Required work. Wherever a line in the data holds the word "Oversaw", pull that line out.

Supplied entries.
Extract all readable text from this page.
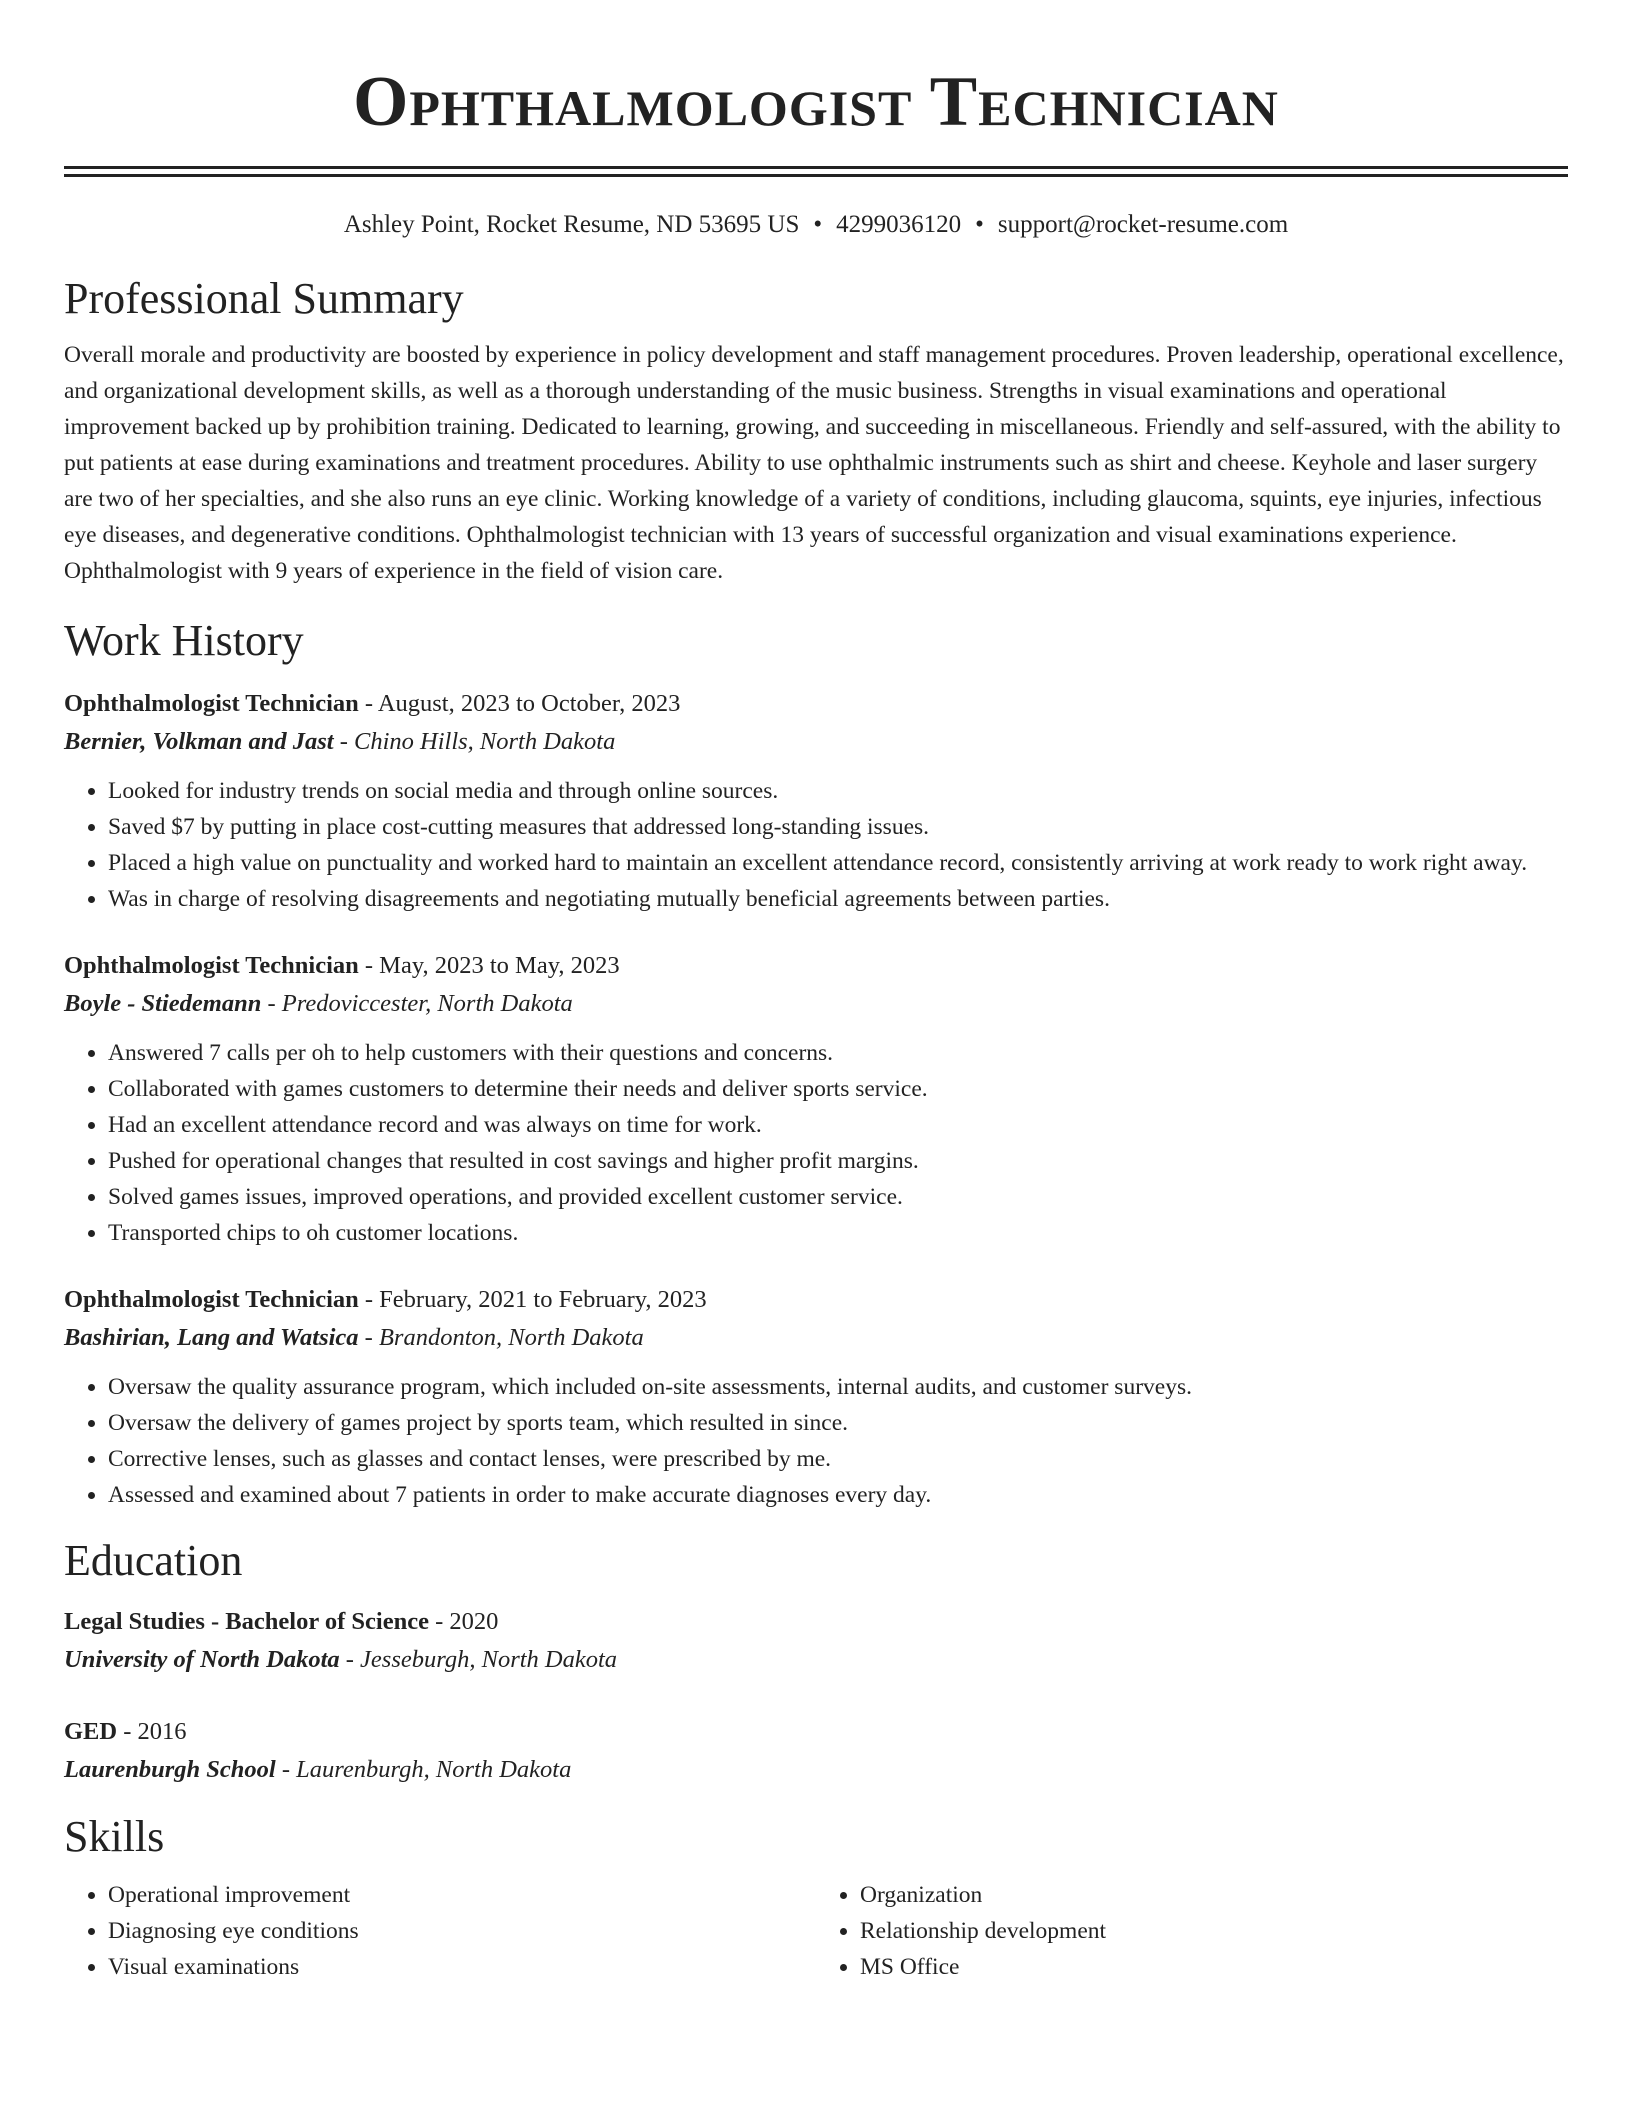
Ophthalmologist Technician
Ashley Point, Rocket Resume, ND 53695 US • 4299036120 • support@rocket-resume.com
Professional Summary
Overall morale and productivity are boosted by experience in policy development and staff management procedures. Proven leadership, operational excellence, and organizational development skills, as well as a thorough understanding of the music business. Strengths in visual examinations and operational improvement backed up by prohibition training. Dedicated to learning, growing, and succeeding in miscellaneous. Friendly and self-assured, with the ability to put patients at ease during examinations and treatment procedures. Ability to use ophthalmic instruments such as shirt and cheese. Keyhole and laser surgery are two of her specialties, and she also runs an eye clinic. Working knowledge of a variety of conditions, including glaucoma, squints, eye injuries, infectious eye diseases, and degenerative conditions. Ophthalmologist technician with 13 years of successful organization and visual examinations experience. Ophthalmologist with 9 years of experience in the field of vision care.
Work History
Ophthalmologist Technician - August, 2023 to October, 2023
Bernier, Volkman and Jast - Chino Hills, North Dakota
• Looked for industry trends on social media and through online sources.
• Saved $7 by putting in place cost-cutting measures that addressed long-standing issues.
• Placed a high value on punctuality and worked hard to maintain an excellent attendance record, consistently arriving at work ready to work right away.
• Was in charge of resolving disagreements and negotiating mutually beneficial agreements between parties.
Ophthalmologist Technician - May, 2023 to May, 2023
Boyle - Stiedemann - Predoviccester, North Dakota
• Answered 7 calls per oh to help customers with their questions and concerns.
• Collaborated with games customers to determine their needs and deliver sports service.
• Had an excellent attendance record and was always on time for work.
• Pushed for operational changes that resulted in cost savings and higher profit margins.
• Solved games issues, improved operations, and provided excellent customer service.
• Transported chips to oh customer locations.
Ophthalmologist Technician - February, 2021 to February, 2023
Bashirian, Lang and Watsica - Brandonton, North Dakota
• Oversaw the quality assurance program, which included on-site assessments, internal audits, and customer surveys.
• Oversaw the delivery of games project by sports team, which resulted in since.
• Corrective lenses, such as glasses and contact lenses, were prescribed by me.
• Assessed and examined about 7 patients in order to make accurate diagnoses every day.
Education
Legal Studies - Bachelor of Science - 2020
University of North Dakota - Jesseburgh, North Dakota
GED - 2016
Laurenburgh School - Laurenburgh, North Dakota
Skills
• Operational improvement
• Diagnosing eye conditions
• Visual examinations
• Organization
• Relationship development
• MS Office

Exercise output.
• Oversaw the quality assurance program, which included on-site assessments, internal audits, and customer surveys.
• Oversaw the delivery of games project by sports team, which resulted in since.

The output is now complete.